### Recorded data:
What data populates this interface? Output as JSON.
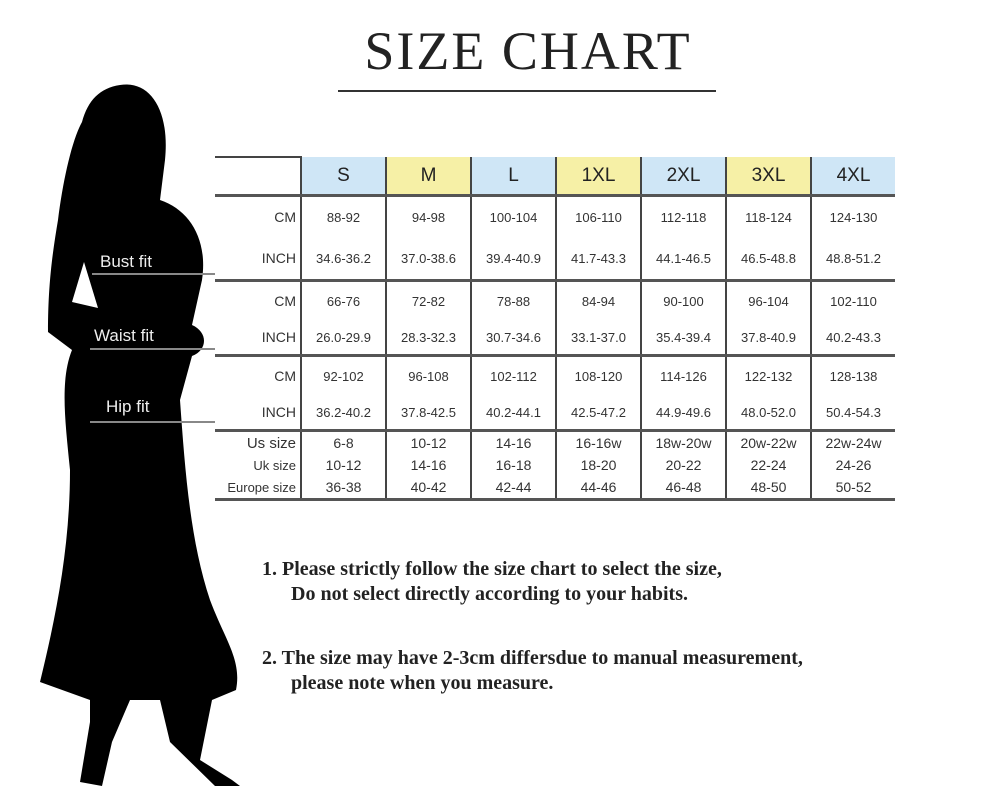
{
  "title": "SIZE CHART",
  "fit_labels": {
    "bust": "Bust fit",
    "waist": "Waist fit",
    "hip": "Hip fit"
  },
  "sizes": [
    "S",
    "M",
    "L",
    "1XL",
    "2XL",
    "3XL",
    "4XL"
  ],
  "size_colors": [
    "#cfe6f6",
    "#f6f0a6",
    "#cfe6f6",
    "#f6f0a6",
    "#cfe6f6",
    "#f6f0a6",
    "#cfe6f6"
  ],
  "rows": [
    {
      "label": "CM",
      "values": [
        "88-92",
        "94-98",
        "100-104",
        "106-110",
        "112-118",
        "118-124",
        "124-130"
      ]
    },
    {
      "label": "INCH",
      "values": [
        "34.6-36.2",
        "37.0-38.6",
        "39.4-40.9",
        "41.7-43.3",
        "44.1-46.5",
        "46.5-48.8",
        "48.8-51.2"
      ]
    },
    {
      "label": "CM",
      "values": [
        "66-76",
        "72-82",
        "78-88",
        "84-94",
        "90-100",
        "96-104",
        "102-110"
      ]
    },
    {
      "label": "INCH",
      "values": [
        "26.0-29.9",
        "28.3-32.3",
        "30.7-34.6",
        "33.1-37.0",
        "35.4-39.4",
        "37.8-40.9",
        "40.2-43.3"
      ]
    },
    {
      "label": "CM",
      "values": [
        "92-102",
        "96-108",
        "102-112",
        "108-120",
        "114-126",
        "122-132",
        "128-138"
      ]
    },
    {
      "label": "INCH",
      "values": [
        "36.2-40.2",
        "37.8-42.5",
        "40.2-44.1",
        "42.5-47.2",
        "44.9-49.6",
        "48.0-52.0",
        "50.4-54.3"
      ]
    },
    {
      "label": "Us size",
      "values": [
        "6-8",
        "10-12",
        "14-16",
        "16-16w",
        "18w-20w",
        "20w-22w",
        "22w-24w"
      ]
    },
    {
      "label": "Uk size",
      "values": [
        "10-12",
        "14-16",
        "16-18",
        "18-20",
        "20-22",
        "22-24",
        "24-26"
      ]
    },
    {
      "label": "Europe size",
      "values": [
        "36-38",
        "40-42",
        "42-44",
        "44-46",
        "46-48",
        "48-50",
        "50-52"
      ]
    }
  ],
  "notes": [
    {
      "line1": "1.  Please strictly follow the size chart to select the size,",
      "line2": "Do not select directly according to your habits."
    },
    {
      "line1": "2.  The size may have 2-3cm differsdue to manual measurement,",
      "line2": "please note when you measure."
    }
  ]
}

### To be done:
Your copy should match the records word for word, with the pictures removed.

### Answer to this problem:
What data populates this interface? Output as JSON.
{
  "title": "SIZE CHART",
  "fit_labels": {
    "bust": "Bust fit",
    "waist": "Waist fit",
    "hip": "Hip fit"
  },
  "sizes": [
    "S",
    "M",
    "L",
    "1XL",
    "2XL",
    "3XL",
    "4XL"
  ],
  "size_colors": [
    "#cfe6f6",
    "#f6f0a6",
    "#cfe6f6",
    "#f6f0a6",
    "#cfe6f6",
    "#f6f0a6",
    "#cfe6f6"
  ],
  "rows": [
    {
      "label": "CM",
      "values": [
        "88-92",
        "94-98",
        "100-104",
        "106-110",
        "112-118",
        "118-124",
        "124-130"
      ]
    },
    {
      "label": "INCH",
      "values": [
        "34.6-36.2",
        "37.0-38.6",
        "39.4-40.9",
        "41.7-43.3",
        "44.1-46.5",
        "46.5-48.8",
        "48.8-51.2"
      ]
    },
    {
      "label": "CM",
      "values": [
        "66-76",
        "72-82",
        "78-88",
        "84-94",
        "90-100",
        "96-104",
        "102-110"
      ]
    },
    {
      "label": "INCH",
      "values": [
        "26.0-29.9",
        "28.3-32.3",
        "30.7-34.6",
        "33.1-37.0",
        "35.4-39.4",
        "37.8-40.9",
        "40.2-43.3"
      ]
    },
    {
      "label": "CM",
      "values": [
        "92-102",
        "96-108",
        "102-112",
        "108-120",
        "114-126",
        "122-132",
        "128-138"
      ]
    },
    {
      "label": "INCH",
      "values": [
        "36.2-40.2",
        "37.8-42.5",
        "40.2-44.1",
        "42.5-47.2",
        "44.9-49.6",
        "48.0-52.0",
        "50.4-54.3"
      ]
    },
    {
      "label": "Us size",
      "values": [
        "6-8",
        "10-12",
        "14-16",
        "16-16w",
        "18w-20w",
        "20w-22w",
        "22w-24w"
      ]
    },
    {
      "label": "Uk size",
      "values": [
        "10-12",
        "14-16",
        "16-18",
        "18-20",
        "20-22",
        "22-24",
        "24-26"
      ]
    },
    {
      "label": "Europe size",
      "values": [
        "36-38",
        "40-42",
        "42-44",
        "44-46",
        "46-48",
        "48-50",
        "50-52"
      ]
    }
  ],
  "notes": [
    {
      "line1": "1.  Please strictly follow the size chart to select the size,",
      "line2": "Do not select directly according to your habits."
    },
    {
      "line1": "2.  The size may have 2-3cm differsdue to manual measurement,",
      "line2": "please note when you measure."
    }
  ]
}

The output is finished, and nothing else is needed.